### [REQUIREMENTS]
Skip all pictures, then print the remaining material exactly.

### [STORED RECORDS]
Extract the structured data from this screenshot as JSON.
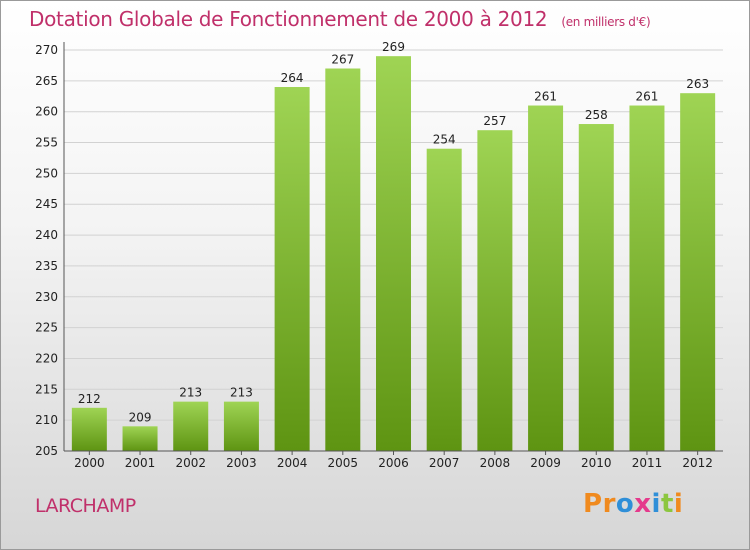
{
  "header": {
    "title": "Dotation Globale de Fonctionnement de 2000 à 2012",
    "unit": "(en milliers d'€)"
  },
  "footer": {
    "place": "LARCHAMP",
    "brand": "Proxiti",
    "brand_letters": [
      {
        "ch": "P",
        "color": "#f08a1e"
      },
      {
        "ch": "r",
        "color": "#f08a1e"
      },
      {
        "ch": "o",
        "color": "#2f8fd8"
      },
      {
        "ch": "x",
        "color": "#e53a8c"
      },
      {
        "ch": "i",
        "color": "#2f8fd8"
      },
      {
        "ch": "t",
        "color": "#8cc63f"
      },
      {
        "ch": "i",
        "color": "#f08a1e"
      }
    ]
  },
  "colors": {
    "title": "#c0306a",
    "bar_top": "#9fd454",
    "bar_bottom": "#5e9412",
    "grid": "#d2d2d2"
  },
  "chart_data": {
    "type": "bar",
    "title": "Dotation Globale de Fonctionnement de 2000 à 2012",
    "subtitle": "(en milliers d'€)",
    "categories": [
      "2000",
      "2001",
      "2002",
      "2003",
      "2004",
      "2005",
      "2006",
      "2007",
      "2008",
      "2009",
      "2010",
      "2011",
      "2012"
    ],
    "values": [
      212,
      209,
      213,
      213,
      264,
      267,
      269,
      254,
      257,
      261,
      258,
      261,
      263
    ],
    "ylim": [
      205,
      270
    ],
    "yticks": [
      205,
      210,
      215,
      220,
      225,
      230,
      235,
      240,
      245,
      250,
      255,
      260,
      265,
      270
    ],
    "grid": true,
    "data_labels": true
  }
}
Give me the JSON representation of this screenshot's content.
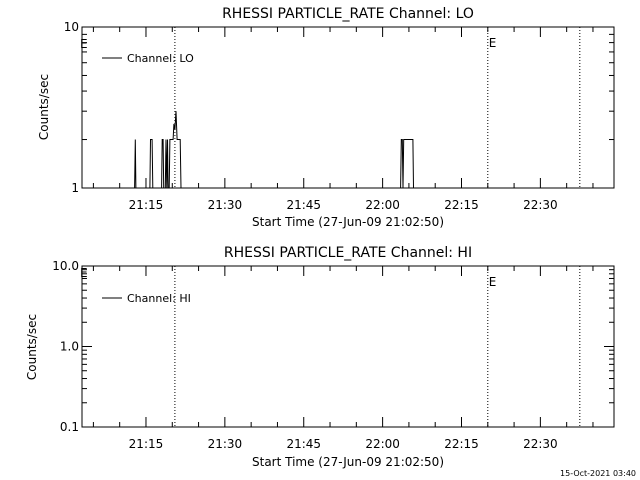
{
  "chart_data": [
    {
      "type": "line",
      "title": "RHESSI PARTICLE_RATE Channel: LO",
      "xlabel": "Start Time (27-Jun-09 21:02:50)",
      "ylabel": "Counts/sec",
      "y_scale": "log",
      "ylim": [
        1,
        10
      ],
      "xlim": [
        "21:02:50",
        "22:44:00"
      ],
      "x_ticks": [
        "21:15",
        "21:30",
        "21:45",
        "22:00",
        "22:15",
        "22:30"
      ],
      "y_ticks": [
        "1",
        "10"
      ],
      "event_markers": [
        {
          "time": "21:20:30",
          "label": ""
        },
        {
          "time": "22:20:00",
          "label": "E"
        },
        {
          "time": "22:37:30",
          "label": ""
        }
      ],
      "start_marker_label": "E",
      "legend": {
        "entries": [
          "Channel: LO"
        ],
        "placement": "top-left"
      },
      "series": [
        {
          "name": "Channel: LO",
          "points": [
            [
              "21:12:50",
              1
            ],
            [
              "21:12:58",
              2
            ],
            [
              "21:13:05",
              1
            ],
            [
              "21:15:45",
              1
            ],
            [
              "21:15:52",
              2
            ],
            [
              "21:16:10",
              2
            ],
            [
              "21:16:18",
              1
            ],
            [
              "21:17:58",
              1
            ],
            [
              "21:18:05",
              2
            ],
            [
              "21:18:15",
              2
            ],
            [
              "21:18:22",
              1
            ],
            [
              "21:18:40",
              1
            ],
            [
              "21:18:48",
              2
            ],
            [
              "21:18:58",
              1
            ],
            [
              "21:19:05",
              2
            ],
            [
              "21:19:12",
              1
            ],
            [
              "21:19:25",
              1
            ],
            [
              "21:19:33",
              2
            ],
            [
              "21:20:10",
              2
            ],
            [
              "21:20:18",
              2.5
            ],
            [
              "21:20:30",
              2.3
            ],
            [
              "21:20:42",
              3
            ],
            [
              "21:20:55",
              2
            ],
            [
              "21:21:30",
              2
            ],
            [
              "21:21:40",
              1
            ],
            [
              "22:03:25",
              1
            ],
            [
              "22:03:33",
              2
            ],
            [
              "22:03:45",
              2
            ],
            [
              "22:03:52",
              1
            ],
            [
              "22:04:00",
              2
            ],
            [
              "22:05:45",
              2
            ],
            [
              "22:05:52",
              1
            ]
          ]
        }
      ]
    },
    {
      "type": "line",
      "title": "RHESSI PARTICLE_RATE Channel: HI",
      "xlabel": "Start Time (27-Jun-09 21:02:50)",
      "ylabel": "Counts/sec",
      "y_scale": "log",
      "ylim": [
        0.1,
        10
      ],
      "xlim": [
        "21:02:50",
        "22:44:00"
      ],
      "x_ticks": [
        "21:15",
        "21:30",
        "21:45",
        "22:00",
        "22:15",
        "22:30"
      ],
      "y_ticks": [
        "0.1",
        "1.0",
        "10.0"
      ],
      "event_markers": [
        {
          "time": "21:20:30",
          "label": ""
        },
        {
          "time": "22:20:00",
          "label": "E"
        },
        {
          "time": "22:37:30",
          "label": ""
        }
      ],
      "start_marker_label": "E",
      "legend": {
        "entries": [
          "Channel: HI"
        ],
        "placement": "top-left"
      },
      "series": [
        {
          "name": "Channel: HI",
          "points": []
        }
      ]
    }
  ],
  "footer": {
    "timestamp": "15-Oct-2021 03:40"
  }
}
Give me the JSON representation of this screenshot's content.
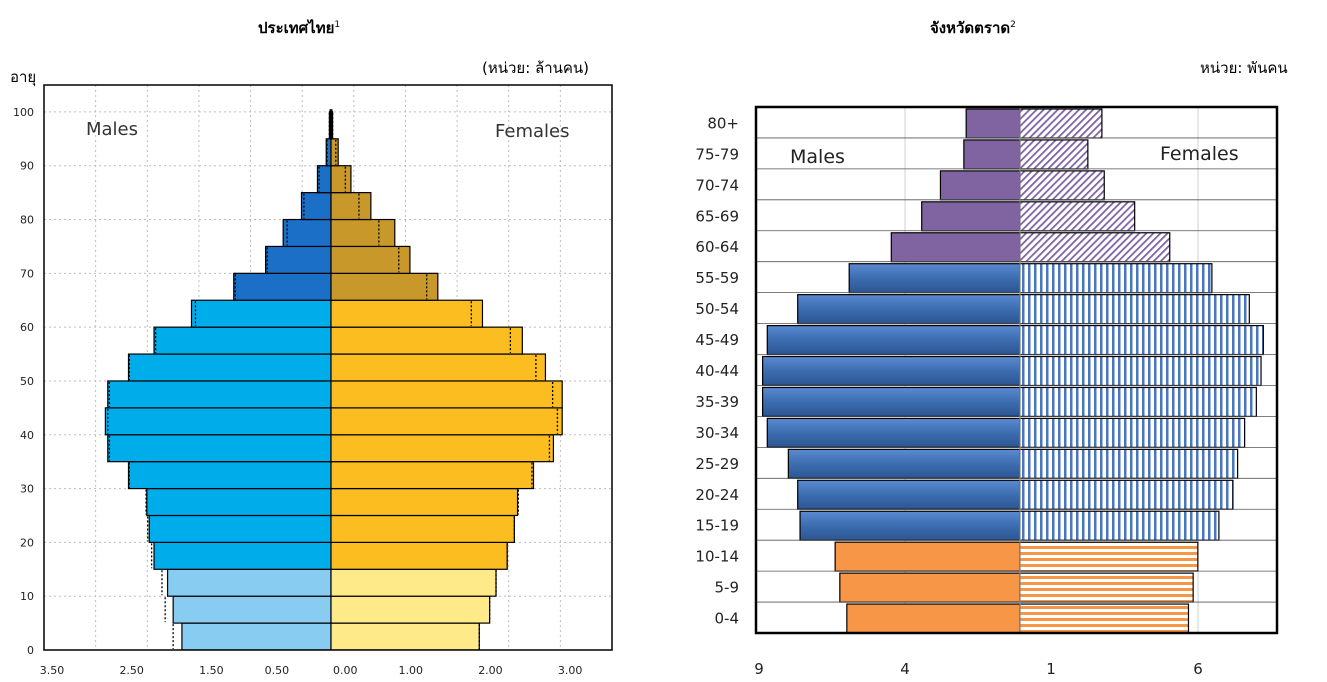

### [THE REPLY]
Extract the structured data from this screenshot as JSON.
{
  "header": {
    "title": "Dotation Globale de Fonctionnement de 2000 à 2012",
    "unit": "(en milliers d'€)"
  },
  "footer": {
    "place": "LARCHAMP",
    "brand": "Proxiti",
    "brand_letters": [
      {
        "ch": "P",
        "color": "#f08a1e"
      },
      {
        "ch": "r",
        "color": "#f08a1e"
      },
      {
        "ch": "o",
        "color": "#2f8fd8"
      },
      {
        "ch": "x",
        "color": "#e53a8c"
      },
      {
        "ch": "i",
        "color": "#2f8fd8"
      },
      {
        "ch": "t",
        "color": "#8cc63f"
      },
      {
        "ch": "i",
        "color": "#f08a1e"
      }
    ]
  },
  "colors": {
    "title": "#c0306a",
    "bar_top": "#9fd454",
    "bar_bottom": "#5e9412",
    "grid": "#d2d2d2"
  },
  "chart_data": {
    "type": "bar",
    "title": "Dotation Globale de Fonctionnement de 2000 à 2012",
    "subtitle": "(en milliers d'€)",
    "categories": [
      "2000",
      "2001",
      "2002",
      "2003",
      "2004",
      "2005",
      "2006",
      "2007",
      "2008",
      "2009",
      "2010",
      "2011",
      "2012"
    ],
    "values": [
      212,
      209,
      213,
      213,
      264,
      267,
      269,
      254,
      257,
      261,
      258,
      261,
      263
    ],
    "ylim": [
      205,
      270
    ],
    "yticks": [
      205,
      210,
      215,
      220,
      225,
      230,
      235,
      240,
      245,
      250,
      255,
      260,
      265,
      270
    ],
    "grid": true,
    "data_labels": true
  }
}
Give me the JSON representation of this screenshot's content.
{
  "chart_data": [
    {
      "type": "line",
      "title": "RHESSI PARTICLE_RATE Channel: LO",
      "xlabel": "Start Time (27-Jun-09 21:02:50)",
      "ylabel": "Counts/sec",
      "y_scale": "log",
      "ylim": [
        1,
        10
      ],
      "xlim": [
        "21:02:50",
        "22:44:00"
      ],
      "x_ticks": [
        "21:15",
        "21:30",
        "21:45",
        "22:00",
        "22:15",
        "22:30"
      ],
      "y_ticks": [
        "1",
        "10"
      ],
      "event_markers": [
        {
          "time": "21:20:30",
          "label": ""
        },
        {
          "time": "22:20:00",
          "label": "E"
        },
        {
          "time": "22:37:30",
          "label": ""
        }
      ],
      "start_marker_label": "E",
      "legend": {
        "entries": [
          "Channel: LO"
        ],
        "placement": "top-left"
      },
      "series": [
        {
          "name": "Channel: LO",
          "points": [
            [
              "21:12:50",
              1
            ],
            [
              "21:12:58",
              2
            ],
            [
              "21:13:05",
              1
            ],
            [
              "21:15:45",
              1
            ],
            [
              "21:15:52",
              2
            ],
            [
              "21:16:10",
              2
            ],
            [
              "21:16:18",
              1
            ],
            [
              "21:17:58",
              1
            ],
            [
              "21:18:05",
              2
            ],
            [
              "21:18:15",
              2
            ],
            [
              "21:18:22",
              1
            ],
            [
              "21:18:40",
              1
            ],
            [
              "21:18:48",
              2
            ],
            [
              "21:18:58",
              1
            ],
            [
              "21:19:05",
              2
            ],
            [
              "21:19:12",
              1
            ],
            [
              "21:19:25",
              1
            ],
            [
              "21:19:33",
              2
            ],
            [
              "21:20:10",
              2
            ],
            [
              "21:20:18",
              2.5
            ],
            [
              "21:20:30",
              2.3
            ],
            [
              "21:20:42",
              3
            ],
            [
              "21:20:55",
              2
            ],
            [
              "21:21:30",
              2
            ],
            [
              "21:21:40",
              1
            ],
            [
              "22:03:25",
              1
            ],
            [
              "22:03:33",
              2
            ],
            [
              "22:03:45",
              2
            ],
            [
              "22:03:52",
              1
            ],
            [
              "22:04:00",
              2
            ],
            [
              "22:05:45",
              2
            ],
            [
              "22:05:52",
              1
            ]
          ]
        }
      ]
    },
    {
      "type": "line",
      "title": "RHESSI PARTICLE_RATE Channel: HI",
      "xlabel": "Start Time (27-Jun-09 21:02:50)",
      "ylabel": "Counts/sec",
      "y_scale": "log",
      "ylim": [
        0.1,
        10
      ],
      "xlim": [
        "21:02:50",
        "22:44:00"
      ],
      "x_ticks": [
        "21:15",
        "21:30",
        "21:45",
        "22:00",
        "22:15",
        "22:30"
      ],
      "y_ticks": [
        "0.1",
        "1.0",
        "10.0"
      ],
      "event_markers": [
        {
          "time": "21:20:30",
          "label": ""
        },
        {
          "time": "22:20:00",
          "label": "E"
        },
        {
          "time": "22:37:30",
          "label": ""
        }
      ],
      "start_marker_label": "E",
      "legend": {
        "entries": [
          "Channel: HI"
        ],
        "placement": "top-left"
      },
      "series": [
        {
          "name": "Channel: HI",
          "points": []
        }
      ]
    }
  ],
  "footer": {
    "timestamp": "15-Oct-2021 03:40"
  }
}
Give me the JSON representation of this screenshot's content.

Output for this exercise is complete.